- _Data supplied_:
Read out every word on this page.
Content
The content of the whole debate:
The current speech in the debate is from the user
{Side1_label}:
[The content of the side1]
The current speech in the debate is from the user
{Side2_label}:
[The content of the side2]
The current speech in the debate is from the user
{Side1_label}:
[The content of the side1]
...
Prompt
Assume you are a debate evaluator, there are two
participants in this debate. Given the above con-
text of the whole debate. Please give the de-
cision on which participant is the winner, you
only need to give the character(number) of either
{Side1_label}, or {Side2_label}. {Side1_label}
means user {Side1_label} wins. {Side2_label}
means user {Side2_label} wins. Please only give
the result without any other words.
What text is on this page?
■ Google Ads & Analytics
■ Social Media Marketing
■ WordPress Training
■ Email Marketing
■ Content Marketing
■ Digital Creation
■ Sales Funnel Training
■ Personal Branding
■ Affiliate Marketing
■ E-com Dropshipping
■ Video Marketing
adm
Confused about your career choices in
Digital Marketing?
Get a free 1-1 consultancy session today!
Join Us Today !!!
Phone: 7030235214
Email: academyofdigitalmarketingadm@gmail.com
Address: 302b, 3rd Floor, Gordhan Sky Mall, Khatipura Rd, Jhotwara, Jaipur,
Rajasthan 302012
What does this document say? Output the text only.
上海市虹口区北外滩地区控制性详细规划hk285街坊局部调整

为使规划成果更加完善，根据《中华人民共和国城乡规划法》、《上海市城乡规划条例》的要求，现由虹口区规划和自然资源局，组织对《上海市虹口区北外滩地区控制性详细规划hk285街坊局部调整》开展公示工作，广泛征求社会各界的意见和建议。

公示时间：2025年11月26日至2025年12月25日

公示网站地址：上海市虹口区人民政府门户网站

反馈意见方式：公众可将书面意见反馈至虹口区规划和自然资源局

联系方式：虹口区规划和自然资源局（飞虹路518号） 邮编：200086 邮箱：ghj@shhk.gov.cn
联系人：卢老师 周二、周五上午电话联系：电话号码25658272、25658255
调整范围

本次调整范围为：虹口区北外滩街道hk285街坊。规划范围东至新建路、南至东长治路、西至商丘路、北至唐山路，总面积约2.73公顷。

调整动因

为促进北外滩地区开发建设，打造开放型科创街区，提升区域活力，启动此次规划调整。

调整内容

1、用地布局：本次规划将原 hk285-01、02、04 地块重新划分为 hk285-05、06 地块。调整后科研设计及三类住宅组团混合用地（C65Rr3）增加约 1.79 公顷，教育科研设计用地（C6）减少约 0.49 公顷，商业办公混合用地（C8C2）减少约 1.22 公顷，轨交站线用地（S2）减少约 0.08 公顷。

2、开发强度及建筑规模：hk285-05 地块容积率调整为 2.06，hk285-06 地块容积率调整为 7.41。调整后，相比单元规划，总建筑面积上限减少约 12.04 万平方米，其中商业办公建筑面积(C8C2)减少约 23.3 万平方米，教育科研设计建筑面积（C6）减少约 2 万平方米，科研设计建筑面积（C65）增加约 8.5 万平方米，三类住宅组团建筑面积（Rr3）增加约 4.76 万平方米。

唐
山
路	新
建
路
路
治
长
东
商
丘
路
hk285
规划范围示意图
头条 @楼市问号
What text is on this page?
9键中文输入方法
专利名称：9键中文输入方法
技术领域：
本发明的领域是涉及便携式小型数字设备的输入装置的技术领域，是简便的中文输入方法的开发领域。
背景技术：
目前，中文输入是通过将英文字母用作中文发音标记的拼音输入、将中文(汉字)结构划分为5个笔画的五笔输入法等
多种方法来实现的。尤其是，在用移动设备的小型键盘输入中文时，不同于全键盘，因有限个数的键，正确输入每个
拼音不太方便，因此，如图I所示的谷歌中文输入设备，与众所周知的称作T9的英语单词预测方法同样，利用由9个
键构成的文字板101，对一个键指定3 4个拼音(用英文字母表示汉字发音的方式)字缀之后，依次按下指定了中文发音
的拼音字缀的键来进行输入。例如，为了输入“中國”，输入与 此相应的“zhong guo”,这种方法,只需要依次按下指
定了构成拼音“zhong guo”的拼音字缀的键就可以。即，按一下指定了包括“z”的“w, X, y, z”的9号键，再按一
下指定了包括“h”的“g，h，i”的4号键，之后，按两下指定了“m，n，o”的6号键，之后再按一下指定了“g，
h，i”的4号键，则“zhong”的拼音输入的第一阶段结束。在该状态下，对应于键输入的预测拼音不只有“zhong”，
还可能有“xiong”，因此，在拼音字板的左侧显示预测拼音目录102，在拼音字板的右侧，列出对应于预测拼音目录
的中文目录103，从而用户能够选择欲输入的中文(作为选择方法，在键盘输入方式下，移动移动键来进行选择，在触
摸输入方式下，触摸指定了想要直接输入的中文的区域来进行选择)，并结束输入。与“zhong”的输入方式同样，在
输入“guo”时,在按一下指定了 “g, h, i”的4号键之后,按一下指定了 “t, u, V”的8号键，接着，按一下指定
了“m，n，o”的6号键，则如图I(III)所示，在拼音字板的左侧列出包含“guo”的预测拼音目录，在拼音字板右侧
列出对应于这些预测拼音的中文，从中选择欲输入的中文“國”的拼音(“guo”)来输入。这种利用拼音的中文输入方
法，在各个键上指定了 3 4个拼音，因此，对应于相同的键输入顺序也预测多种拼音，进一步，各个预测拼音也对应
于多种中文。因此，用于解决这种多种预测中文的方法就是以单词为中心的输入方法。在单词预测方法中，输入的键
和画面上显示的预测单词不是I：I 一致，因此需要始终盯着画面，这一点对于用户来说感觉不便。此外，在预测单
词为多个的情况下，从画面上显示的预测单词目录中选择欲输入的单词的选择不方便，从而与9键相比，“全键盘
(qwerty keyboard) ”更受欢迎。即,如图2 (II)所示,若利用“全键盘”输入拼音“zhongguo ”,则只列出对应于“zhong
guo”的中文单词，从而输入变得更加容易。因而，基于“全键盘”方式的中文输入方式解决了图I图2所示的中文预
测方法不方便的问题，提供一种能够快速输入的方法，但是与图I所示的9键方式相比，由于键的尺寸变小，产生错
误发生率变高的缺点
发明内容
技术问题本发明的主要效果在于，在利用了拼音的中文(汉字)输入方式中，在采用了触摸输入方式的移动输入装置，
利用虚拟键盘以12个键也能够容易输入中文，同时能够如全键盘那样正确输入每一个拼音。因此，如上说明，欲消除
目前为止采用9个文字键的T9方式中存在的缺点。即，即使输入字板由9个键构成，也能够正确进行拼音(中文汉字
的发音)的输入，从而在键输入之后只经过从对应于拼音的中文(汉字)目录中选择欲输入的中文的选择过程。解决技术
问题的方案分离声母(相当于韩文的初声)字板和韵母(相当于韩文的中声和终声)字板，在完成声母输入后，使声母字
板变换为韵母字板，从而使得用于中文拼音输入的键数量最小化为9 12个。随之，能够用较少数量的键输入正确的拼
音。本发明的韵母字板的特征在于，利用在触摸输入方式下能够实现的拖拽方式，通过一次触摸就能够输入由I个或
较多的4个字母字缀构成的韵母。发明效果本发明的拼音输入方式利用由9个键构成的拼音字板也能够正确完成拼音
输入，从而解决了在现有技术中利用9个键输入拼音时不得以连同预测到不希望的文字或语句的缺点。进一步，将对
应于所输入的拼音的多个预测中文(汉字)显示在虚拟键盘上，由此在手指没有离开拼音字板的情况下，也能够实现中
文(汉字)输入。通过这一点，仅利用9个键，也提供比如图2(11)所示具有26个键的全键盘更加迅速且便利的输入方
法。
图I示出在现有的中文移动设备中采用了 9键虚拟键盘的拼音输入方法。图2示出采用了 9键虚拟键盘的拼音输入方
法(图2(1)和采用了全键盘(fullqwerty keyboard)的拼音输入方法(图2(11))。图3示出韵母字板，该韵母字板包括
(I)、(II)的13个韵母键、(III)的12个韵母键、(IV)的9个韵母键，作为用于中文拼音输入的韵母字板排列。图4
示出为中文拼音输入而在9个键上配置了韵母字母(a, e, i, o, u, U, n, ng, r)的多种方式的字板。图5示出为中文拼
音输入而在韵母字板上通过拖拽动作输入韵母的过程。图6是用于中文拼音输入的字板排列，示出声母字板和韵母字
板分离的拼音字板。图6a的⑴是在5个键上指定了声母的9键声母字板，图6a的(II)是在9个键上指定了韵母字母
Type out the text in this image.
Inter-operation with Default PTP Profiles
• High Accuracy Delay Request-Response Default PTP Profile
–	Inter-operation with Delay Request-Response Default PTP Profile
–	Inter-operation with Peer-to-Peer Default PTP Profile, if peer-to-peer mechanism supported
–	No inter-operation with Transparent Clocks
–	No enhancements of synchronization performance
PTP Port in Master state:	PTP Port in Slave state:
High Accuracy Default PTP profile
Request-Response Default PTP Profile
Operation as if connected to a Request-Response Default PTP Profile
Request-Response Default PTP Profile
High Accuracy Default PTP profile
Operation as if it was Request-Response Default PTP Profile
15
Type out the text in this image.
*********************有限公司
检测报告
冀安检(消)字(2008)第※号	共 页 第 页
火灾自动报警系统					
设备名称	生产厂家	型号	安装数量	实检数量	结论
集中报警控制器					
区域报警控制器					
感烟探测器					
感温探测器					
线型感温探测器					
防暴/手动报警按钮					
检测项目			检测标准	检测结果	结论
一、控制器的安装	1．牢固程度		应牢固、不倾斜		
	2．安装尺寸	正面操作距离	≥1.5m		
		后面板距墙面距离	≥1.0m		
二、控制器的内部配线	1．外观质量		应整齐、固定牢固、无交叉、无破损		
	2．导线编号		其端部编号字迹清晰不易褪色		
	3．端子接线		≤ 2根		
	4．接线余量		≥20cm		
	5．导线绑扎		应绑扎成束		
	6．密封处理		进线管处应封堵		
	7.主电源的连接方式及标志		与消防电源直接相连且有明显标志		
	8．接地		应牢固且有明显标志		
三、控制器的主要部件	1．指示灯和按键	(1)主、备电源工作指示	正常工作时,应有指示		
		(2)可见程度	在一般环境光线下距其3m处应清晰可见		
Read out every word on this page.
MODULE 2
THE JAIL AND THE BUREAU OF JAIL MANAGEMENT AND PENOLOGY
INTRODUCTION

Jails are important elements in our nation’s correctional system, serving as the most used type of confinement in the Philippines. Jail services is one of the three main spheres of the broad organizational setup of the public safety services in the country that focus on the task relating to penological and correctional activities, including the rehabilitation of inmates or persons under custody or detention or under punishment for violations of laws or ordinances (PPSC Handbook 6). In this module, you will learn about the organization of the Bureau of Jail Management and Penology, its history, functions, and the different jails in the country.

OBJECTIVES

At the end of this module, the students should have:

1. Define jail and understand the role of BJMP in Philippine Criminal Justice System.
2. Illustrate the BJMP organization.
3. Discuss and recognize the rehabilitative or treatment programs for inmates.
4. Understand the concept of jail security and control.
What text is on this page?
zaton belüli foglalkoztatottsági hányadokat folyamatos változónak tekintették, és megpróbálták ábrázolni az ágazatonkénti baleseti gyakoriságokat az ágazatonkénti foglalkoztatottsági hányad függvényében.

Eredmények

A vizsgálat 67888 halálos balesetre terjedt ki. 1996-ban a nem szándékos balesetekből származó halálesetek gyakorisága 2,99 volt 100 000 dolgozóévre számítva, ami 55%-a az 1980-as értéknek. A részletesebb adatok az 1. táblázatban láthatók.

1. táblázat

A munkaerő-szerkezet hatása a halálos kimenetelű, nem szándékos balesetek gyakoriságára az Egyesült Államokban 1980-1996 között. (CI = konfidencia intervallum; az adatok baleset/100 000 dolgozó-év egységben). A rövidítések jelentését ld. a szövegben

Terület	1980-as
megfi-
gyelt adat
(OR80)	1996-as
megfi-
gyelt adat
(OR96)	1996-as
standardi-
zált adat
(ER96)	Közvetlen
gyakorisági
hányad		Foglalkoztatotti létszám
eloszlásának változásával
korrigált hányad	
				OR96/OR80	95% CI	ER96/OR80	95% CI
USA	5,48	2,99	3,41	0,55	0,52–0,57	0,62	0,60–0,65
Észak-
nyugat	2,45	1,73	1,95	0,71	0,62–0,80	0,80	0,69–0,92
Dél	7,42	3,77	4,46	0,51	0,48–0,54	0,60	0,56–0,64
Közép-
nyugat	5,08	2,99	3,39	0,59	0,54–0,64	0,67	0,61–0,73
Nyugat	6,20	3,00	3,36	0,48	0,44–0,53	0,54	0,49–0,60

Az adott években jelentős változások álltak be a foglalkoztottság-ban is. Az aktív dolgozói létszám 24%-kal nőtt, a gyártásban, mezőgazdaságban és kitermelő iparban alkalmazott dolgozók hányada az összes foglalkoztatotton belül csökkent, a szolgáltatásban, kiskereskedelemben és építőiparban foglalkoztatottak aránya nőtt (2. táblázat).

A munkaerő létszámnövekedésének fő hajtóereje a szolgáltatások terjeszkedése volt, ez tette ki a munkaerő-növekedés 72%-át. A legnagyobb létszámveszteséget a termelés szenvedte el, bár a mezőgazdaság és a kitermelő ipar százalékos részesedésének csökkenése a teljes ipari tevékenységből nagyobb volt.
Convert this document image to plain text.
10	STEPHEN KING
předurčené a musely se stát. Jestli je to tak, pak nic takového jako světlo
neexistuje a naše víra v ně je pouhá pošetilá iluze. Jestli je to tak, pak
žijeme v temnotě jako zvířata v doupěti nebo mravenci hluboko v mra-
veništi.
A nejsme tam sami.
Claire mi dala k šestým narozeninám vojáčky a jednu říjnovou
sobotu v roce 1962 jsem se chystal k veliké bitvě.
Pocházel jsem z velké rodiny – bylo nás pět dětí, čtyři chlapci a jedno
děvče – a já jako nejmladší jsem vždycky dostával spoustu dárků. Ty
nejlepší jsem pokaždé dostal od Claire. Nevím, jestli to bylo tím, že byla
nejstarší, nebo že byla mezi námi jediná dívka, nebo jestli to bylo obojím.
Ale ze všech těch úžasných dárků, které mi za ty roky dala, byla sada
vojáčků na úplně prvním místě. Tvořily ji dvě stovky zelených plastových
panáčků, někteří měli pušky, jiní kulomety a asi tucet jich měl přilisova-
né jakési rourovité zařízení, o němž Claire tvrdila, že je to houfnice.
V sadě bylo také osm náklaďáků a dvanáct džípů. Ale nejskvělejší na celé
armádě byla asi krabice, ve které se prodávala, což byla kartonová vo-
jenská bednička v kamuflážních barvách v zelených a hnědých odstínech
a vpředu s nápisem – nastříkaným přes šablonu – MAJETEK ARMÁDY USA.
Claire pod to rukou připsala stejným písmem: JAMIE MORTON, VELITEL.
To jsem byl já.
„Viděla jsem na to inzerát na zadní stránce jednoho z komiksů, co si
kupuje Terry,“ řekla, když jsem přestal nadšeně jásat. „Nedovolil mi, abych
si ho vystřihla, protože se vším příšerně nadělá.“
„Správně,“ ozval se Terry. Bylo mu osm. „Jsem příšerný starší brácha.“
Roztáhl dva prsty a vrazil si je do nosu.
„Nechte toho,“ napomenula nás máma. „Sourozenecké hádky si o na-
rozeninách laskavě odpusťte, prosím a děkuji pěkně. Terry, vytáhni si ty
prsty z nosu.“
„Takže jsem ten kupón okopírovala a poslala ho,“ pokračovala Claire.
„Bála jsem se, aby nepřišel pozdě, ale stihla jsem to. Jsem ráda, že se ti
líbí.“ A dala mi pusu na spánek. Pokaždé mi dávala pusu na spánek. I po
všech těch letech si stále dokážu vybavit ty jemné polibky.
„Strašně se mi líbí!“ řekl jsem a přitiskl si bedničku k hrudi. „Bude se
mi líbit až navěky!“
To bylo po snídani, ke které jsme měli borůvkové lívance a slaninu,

- _Work to do_: Lines containing the word "keyboard" must all be returned from the material above.

- _Output of the task_:
(qwerty keyboard) ”更受欢迎。即,如图2 (II)所示,若利用“全键盘”输入拼音“zhongguo ”,则只列出对应于“zhong
法(图2(1)和采用了全键盘(fullqwerty keyboard)的拼音输入方法(图2(11))。图3示出韵母字板，该韵母字板包括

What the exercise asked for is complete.